::: Dataset extract :::
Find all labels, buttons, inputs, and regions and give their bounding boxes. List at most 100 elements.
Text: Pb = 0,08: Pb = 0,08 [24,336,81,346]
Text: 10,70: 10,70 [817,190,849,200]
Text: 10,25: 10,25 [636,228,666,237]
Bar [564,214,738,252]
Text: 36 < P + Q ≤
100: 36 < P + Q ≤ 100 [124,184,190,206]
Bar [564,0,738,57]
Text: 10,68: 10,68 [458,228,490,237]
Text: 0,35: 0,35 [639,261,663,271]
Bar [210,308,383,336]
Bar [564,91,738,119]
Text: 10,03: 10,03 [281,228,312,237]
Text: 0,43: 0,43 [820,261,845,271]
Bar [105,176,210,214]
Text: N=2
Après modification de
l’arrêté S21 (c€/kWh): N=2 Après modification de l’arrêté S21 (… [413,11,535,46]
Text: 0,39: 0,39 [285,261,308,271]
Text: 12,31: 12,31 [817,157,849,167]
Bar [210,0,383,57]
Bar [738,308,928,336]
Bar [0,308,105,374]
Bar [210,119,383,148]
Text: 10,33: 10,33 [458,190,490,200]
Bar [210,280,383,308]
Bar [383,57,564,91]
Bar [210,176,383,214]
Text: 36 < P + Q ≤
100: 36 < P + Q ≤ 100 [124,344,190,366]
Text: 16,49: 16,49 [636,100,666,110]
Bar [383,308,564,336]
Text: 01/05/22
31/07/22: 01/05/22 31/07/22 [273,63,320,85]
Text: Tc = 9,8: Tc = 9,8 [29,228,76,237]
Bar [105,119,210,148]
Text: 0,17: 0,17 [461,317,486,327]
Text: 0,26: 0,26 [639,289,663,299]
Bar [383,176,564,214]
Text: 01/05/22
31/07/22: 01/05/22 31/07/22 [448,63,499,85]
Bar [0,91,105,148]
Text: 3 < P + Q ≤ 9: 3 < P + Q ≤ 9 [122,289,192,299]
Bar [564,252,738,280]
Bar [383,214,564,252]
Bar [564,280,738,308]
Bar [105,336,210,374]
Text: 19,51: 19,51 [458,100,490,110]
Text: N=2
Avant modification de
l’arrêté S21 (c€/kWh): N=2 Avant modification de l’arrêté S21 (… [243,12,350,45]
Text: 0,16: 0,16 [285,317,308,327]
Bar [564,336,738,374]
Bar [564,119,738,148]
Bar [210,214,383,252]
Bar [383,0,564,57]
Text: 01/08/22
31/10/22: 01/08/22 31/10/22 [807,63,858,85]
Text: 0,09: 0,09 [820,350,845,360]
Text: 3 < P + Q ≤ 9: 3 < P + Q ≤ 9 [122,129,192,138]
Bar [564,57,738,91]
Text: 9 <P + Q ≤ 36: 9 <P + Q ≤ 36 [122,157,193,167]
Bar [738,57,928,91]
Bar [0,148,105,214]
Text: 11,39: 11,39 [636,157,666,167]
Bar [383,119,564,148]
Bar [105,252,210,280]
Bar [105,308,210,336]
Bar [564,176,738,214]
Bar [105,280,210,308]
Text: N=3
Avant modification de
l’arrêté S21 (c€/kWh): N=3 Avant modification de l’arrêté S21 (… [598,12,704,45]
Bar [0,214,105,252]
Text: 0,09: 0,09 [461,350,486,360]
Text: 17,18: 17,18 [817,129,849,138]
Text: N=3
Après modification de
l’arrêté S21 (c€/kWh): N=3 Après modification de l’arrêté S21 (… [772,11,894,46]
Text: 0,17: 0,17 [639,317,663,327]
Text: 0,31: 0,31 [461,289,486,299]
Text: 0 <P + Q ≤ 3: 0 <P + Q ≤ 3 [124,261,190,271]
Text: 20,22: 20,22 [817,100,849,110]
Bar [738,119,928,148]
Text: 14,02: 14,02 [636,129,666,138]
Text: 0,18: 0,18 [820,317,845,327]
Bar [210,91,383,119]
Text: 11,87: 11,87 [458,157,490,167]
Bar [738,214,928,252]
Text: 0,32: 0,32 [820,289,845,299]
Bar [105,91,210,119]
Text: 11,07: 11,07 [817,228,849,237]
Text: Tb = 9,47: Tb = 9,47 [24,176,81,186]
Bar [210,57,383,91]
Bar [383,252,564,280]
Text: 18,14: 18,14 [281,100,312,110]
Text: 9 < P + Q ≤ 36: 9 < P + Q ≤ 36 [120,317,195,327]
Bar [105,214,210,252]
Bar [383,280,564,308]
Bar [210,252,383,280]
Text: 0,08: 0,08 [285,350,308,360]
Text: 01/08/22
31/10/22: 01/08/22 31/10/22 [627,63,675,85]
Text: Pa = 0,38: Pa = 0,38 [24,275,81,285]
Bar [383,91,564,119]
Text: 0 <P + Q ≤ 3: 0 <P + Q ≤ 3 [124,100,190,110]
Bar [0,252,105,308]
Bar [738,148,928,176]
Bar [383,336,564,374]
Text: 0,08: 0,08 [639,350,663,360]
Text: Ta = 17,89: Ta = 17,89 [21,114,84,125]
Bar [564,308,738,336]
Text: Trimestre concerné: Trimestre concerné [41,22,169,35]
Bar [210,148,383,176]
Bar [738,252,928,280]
:::
Set exercise
Switch "Bar" to "Rect" in the lines from the first line through the line with "Text: 0,43: 0,43 [820,261,845,271]", and output only those lines with everything else unchanged.

Expected answer
Find all labels, buttons, inputs, and regions and give their bounding boxes. List at most 100 elements.
Text: Pb = 0,08: Pb = 0,08 [24,336,81,346]
Text: 10,70: 10,70 [817,190,849,200]
Text: 10,25: 10,25 [636,228,666,237]
Rect [564,214,738,252]
Text: 36 < P + Q ≤
100: 36 < P + Q ≤ 100 [124,184,190,206]
Rect [564,0,738,57]
Text: 10,68: 10,68 [458,228,490,237]
Text: 0,35: 0,35 [639,261,663,271]
Rect [210,308,383,336]
Rect [564,91,738,119]
Text: 10,03: 10,03 [281,228,312,237]
Text: 0,43: 0,43 [820,261,845,271]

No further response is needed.